**Stated exercise**
Retype every entry in its entirety, without alteration.

--

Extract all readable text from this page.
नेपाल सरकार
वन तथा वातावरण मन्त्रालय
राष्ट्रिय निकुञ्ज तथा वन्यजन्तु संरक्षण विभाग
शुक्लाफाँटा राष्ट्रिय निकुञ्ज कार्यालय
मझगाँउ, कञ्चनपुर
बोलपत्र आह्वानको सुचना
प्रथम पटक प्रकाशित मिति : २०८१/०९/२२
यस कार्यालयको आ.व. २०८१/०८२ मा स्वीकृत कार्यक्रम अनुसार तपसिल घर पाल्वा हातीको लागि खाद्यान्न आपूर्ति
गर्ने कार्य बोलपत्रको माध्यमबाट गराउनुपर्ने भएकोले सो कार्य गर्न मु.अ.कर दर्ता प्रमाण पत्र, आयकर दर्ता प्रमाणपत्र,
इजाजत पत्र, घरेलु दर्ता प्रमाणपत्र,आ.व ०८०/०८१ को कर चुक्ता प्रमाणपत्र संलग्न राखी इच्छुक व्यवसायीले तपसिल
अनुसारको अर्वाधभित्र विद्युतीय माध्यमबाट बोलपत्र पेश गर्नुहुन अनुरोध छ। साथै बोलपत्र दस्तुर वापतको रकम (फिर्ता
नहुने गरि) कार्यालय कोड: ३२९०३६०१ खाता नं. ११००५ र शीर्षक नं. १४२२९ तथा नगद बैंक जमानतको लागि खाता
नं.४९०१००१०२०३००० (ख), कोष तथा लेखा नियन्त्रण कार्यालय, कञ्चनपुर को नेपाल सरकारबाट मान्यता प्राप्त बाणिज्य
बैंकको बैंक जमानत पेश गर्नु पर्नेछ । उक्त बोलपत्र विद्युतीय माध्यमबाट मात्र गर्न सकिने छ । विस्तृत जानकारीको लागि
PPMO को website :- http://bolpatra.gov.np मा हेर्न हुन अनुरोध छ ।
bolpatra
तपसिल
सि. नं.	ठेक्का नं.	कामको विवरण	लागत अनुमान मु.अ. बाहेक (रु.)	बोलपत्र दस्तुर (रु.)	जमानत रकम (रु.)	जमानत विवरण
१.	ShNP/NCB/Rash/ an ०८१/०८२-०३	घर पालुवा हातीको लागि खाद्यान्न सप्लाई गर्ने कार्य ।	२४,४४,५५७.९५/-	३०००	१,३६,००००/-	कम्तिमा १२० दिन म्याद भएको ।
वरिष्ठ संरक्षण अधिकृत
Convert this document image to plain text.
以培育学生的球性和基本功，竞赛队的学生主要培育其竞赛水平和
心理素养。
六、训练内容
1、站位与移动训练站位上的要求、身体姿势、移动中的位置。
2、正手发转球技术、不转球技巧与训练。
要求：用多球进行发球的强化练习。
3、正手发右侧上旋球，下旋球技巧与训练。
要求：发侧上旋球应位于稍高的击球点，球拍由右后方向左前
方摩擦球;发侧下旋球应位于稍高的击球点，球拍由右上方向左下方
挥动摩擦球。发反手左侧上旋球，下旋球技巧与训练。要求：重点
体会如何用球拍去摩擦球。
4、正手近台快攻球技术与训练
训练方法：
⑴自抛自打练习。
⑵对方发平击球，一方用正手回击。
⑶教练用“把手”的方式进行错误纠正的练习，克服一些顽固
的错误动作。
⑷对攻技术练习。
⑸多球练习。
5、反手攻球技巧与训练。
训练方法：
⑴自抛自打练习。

--

**Task solution**
Extract all readable text from this page.
नेपाल सरकार
वन तथा वातावरण मन्त्रालय
राष्ट्रिय निकुञ्ज तथा वन्यजन्तु संरक्षण विभाग
शुक्लाफाँटा राष्ट्रिय निकुञ्ज कार्यालय
मझगाँउ, कञ्चनपुर
बोलपत्र आह्वानको सुचना
प्रथम पटक प्रकाशित मिति : २०८१/०९/२२
यस कार्यालयको आ.व. २०८१/०८२ मा स्वीकृत कार्यक्रम अनुसार तपसिल घर पाल्वा हातीको लागि खाद्यान्न आपूर्ति
गर्ने कार्य बोलपत्रको माध्यमबाट गराउनुपर्ने भएकोले सो कार्य गर्न मु.अ.कर दर्ता प्रमाण पत्र, आयकर दर्ता प्रमाणपत्र,
इजाजत पत्र, घरेलु दर्ता प्रमाणपत्र,आ.व ०८०/०८१ को कर चुक्ता प्रमाणपत्र संलग्न राखी इच्छुक व्यवसायीले तपसिल
अनुसारको अर्वाधभित्र विद्युतीय माध्यमबाट बोलपत्र पेश गर्नुहुन अनुरोध छ। साथै बोलपत्र दस्तुर वापतको रकम (फिर्ता
नहुने गरि) कार्यालय कोड: ३२९०३६०१ खाता नं. ११००५ र शीर्षक नं. १४२२९ तथा नगद बैंक जमानतको लागि खाता
नं.४९०१००१०२०३००० (ख), कोष तथा लेखा नियन्त्रण कार्यालय, कञ्चनपुर को नेपाल सरकारबाट मान्यता प्राप्त बाणिज्य
बैंकको बैंक जमानत पेश गर्नु पर्नेछ । उक्त बोलपत्र विद्युतीय माध्यमबाट मात्र गर्न सकिने छ । विस्तृत जानकारीको लागि
PPMO को website :- http://bolpatra.gov.np मा हेर्न हुन अनुरोध छ ।
bolpatra
तपसिल
सि. नं.	ठेक्का नं.	कामको विवरण	लागत अनुमान मु.अ. बाहेक (रु.)	बोलपत्र दस्तुर (रु.)	जमानत रकम (रु.)	जमानत विवरण
१.	ShNP/NCB/Rash/ an ०८१/०८२-०३	घर पालुवा हातीको लागि खाद्यान्न सप्लाई गर्ने कार्य ।	२४,४४,५५७.९५/-	३०००	१,३६,००००/-	कम्तिमा १२० दिन म्याद भएको ।
वरिष्ठ संरक्षण अधिकृत
Convert this document image to plain text.
以培育学生的球性和基本功，竞赛队的学生主要培育其竞赛水平和
心理素养。
六、训练内容
1、站位与移动训练站位上的要求、身体姿势、移动中的位置。
2、正手发转球技术、不转球技巧与训练。
要求：用多球进行发球的强化练习。
3、正手发右侧上旋球，下旋球技巧与训练。
要求：发侧上旋球应位于稍高的击球点，球拍由右后方向左前
方摩擦球;发侧下旋球应位于稍高的击球点，球拍由右上方向左下方
挥动摩擦球。发反手左侧上旋球，下旋球技巧与训练。要求：重点
体会如何用球拍去摩擦球。
4、正手近台快攻球技术与训练
训练方法：
⑴自抛自打练习。
⑵对方发平击球，一方用正手回击。
⑶教练用“把手”的方式进行错误纠正的练习，克服一些顽固
的错误动作。
⑷对攻技术练习。
⑸多球练习。
5、反手攻球技巧与训练。
训练方法：
⑴自抛自打练习。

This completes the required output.